**INPUT:**
###
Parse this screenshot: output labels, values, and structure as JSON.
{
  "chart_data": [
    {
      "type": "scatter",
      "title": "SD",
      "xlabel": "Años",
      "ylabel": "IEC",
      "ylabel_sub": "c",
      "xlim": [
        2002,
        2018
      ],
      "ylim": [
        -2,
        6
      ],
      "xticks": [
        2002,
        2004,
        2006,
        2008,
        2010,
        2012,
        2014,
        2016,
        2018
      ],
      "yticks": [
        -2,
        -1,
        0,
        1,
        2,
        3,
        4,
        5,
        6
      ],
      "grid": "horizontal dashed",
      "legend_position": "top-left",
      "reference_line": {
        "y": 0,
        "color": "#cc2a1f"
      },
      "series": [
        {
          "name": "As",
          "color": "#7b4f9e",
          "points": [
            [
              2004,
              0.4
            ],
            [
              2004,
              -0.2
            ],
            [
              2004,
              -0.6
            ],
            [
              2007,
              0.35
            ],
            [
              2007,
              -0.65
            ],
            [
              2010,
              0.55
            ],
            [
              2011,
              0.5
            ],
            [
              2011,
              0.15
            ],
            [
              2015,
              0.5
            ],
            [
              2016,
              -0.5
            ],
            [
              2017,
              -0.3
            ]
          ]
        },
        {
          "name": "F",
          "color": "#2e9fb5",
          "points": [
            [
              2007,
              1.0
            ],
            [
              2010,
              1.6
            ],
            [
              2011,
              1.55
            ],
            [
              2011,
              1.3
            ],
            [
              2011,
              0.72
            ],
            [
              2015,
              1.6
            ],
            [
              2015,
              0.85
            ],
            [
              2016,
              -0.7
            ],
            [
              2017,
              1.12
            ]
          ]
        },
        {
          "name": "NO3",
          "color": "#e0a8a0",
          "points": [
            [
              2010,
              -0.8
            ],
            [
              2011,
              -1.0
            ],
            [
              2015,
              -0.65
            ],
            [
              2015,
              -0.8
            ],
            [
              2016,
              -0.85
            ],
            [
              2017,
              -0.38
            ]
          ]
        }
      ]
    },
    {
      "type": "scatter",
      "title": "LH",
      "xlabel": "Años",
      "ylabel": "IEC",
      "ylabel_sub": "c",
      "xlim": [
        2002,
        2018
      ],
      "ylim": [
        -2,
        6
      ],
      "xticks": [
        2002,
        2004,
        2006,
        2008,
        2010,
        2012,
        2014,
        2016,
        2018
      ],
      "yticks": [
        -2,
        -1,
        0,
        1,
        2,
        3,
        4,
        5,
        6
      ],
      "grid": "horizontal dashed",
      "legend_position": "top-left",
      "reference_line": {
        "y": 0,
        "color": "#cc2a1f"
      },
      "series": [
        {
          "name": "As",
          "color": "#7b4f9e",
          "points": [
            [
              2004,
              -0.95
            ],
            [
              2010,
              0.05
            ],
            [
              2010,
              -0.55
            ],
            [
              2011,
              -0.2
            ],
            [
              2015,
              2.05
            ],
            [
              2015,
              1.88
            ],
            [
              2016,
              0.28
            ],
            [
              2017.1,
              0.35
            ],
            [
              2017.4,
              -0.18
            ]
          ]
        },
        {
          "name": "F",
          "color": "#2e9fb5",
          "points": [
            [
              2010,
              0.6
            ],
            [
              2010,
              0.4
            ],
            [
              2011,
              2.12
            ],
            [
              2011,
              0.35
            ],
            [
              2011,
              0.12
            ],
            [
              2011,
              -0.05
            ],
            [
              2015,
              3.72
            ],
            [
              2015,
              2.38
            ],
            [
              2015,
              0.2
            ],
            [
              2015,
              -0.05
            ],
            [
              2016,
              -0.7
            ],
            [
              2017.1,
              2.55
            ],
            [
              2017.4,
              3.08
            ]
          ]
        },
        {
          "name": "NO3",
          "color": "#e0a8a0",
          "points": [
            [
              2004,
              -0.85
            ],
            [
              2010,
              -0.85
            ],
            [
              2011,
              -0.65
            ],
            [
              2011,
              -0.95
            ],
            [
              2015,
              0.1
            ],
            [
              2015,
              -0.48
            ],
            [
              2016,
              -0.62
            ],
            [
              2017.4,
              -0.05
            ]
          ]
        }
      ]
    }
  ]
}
###
**DO THIS:** Take the entries above and copy them out exactly.

**WORKED ANSWER:**
Parse this screenshot: output labels, values, and structure as JSON.
{
  "chart_data": [
    {
      "type": "scatter",
      "title": "SD",
      "xlabel": "Años",
      "ylabel": "IEC",
      "ylabel_sub": "c",
      "xlim": [
        2002,
        2018
      ],
      "ylim": [
        -2,
        6
      ],
      "xticks": [
        2002,
        2004,
        2006,
        2008,
        2010,
        2012,
        2014,
        2016,
        2018
      ],
      "yticks": [
        -2,
        -1,
        0,
        1,
        2,
        3,
        4,
        5,
        6
      ],
      "grid": "horizontal dashed",
      "legend_position": "top-left",
      "reference_line": {
        "y": 0,
        "color": "#cc2a1f"
      },
      "series": [
        {
          "name": "As",
          "color": "#7b4f9e",
          "points": [
            [
              2004,
              0.4
            ],
            [
              2004,
              -0.2
            ],
            [
              2004,
              -0.6
            ],
            [
              2007,
              0.35
            ],
            [
              2007,
              -0.65
            ],
            [
              2010,
              0.55
            ],
            [
              2011,
              0.5
            ],
            [
              2011,
              0.15
            ],
            [
              2015,
              0.5
            ],
            [
              2016,
              -0.5
            ],
            [
              2017,
              -0.3
            ]
          ]
        },
        {
          "name": "F",
          "color": "#2e9fb5",
          "points": [
            [
              2007,
              1.0
            ],
            [
              2010,
              1.6
            ],
            [
              2011,
              1.55
            ],
            [
              2011,
              1.3
            ],
            [
              2011,
              0.72
            ],
            [
              2015,
              1.6
            ],
            [
              2015,
              0.85
            ],
            [
              2016,
              -0.7
            ],
            [
              2017,
              1.12
            ]
          ]
        },
        {
          "name": "NO3",
          "color": "#e0a8a0",
          "points": [
            [
              2010,
              -0.8
            ],
            [
              2011,
              -1.0
            ],
            [
              2015,
              -0.65
            ],
            [
              2015,
              -0.8
            ],
            [
              2016,
              -0.85
            ],
            [
              2017,
              -0.38
            ]
          ]
        }
      ]
    },
    {
      "type": "scatter",
      "title": "LH",
      "xlabel": "Años",
      "ylabel": "IEC",
      "ylabel_sub": "c",
      "xlim": [
        2002,
        2018
      ],
      "ylim": [
        -2,
        6
      ],
      "xticks": [
        2002,
        2004,
        2006,
        2008,
        2010,
        2012,
        2014,
        2016,
        2018
      ],
      "yticks": [
        -2,
        -1,
        0,
        1,
        2,
        3,
        4,
        5,
        6
      ],
      "grid": "horizontal dashed",
      "legend_position": "top-left",
      "reference_line": {
        "y": 0,
        "color": "#cc2a1f"
      },
      "series": [
        {
          "name": "As",
          "color": "#7b4f9e",
          "points": [
            [
              2004,
              -0.95
            ],
            [
              2010,
              0.05
            ],
            [
              2010,
              -0.55
            ],
            [
              2011,
              -0.2
            ],
            [
              2015,
              2.05
            ],
            [
              2015,
              1.88
            ],
            [
              2016,
              0.28
            ],
            [
              2017.1,
              0.35
            ],
            [
              2017.4,
              -0.18
            ]
          ]
        },
        {
          "name": "F",
          "color": "#2e9fb5",
          "points": [
            [
              2010,
              0.6
            ],
            [
              2010,
              0.4
            ],
            [
              2011,
              2.12
            ],
            [
              2011,
              0.35
            ],
            [
              2011,
              0.12
            ],
            [
              2011,
              -0.05
            ],
            [
              2015,
              3.72
            ],
            [
              2015,
              2.38
            ],
            [
              2015,
              0.2
            ],
            [
              2015,
              -0.05
            ],
            [
              2016,
              -0.7
            ],
            [
              2017.1,
              2.55
            ],
            [
              2017.4,
              3.08
            ]
          ]
        },
        {
          "name": "NO3",
          "color": "#e0a8a0",
          "points": [
            [
              2004,
              -0.85
            ],
            [
              2010,
              -0.85
            ],
            [
              2011,
              -0.65
            ],
            [
              2011,
              -0.95
            ],
            [
              2015,
              0.1
            ],
            [
              2015,
              -0.48
            ],
            [
              2016,
              -0.62
            ],
            [
              2017.4,
              -0.05
            ]
          ]
        }
      ]
    }
  ]
}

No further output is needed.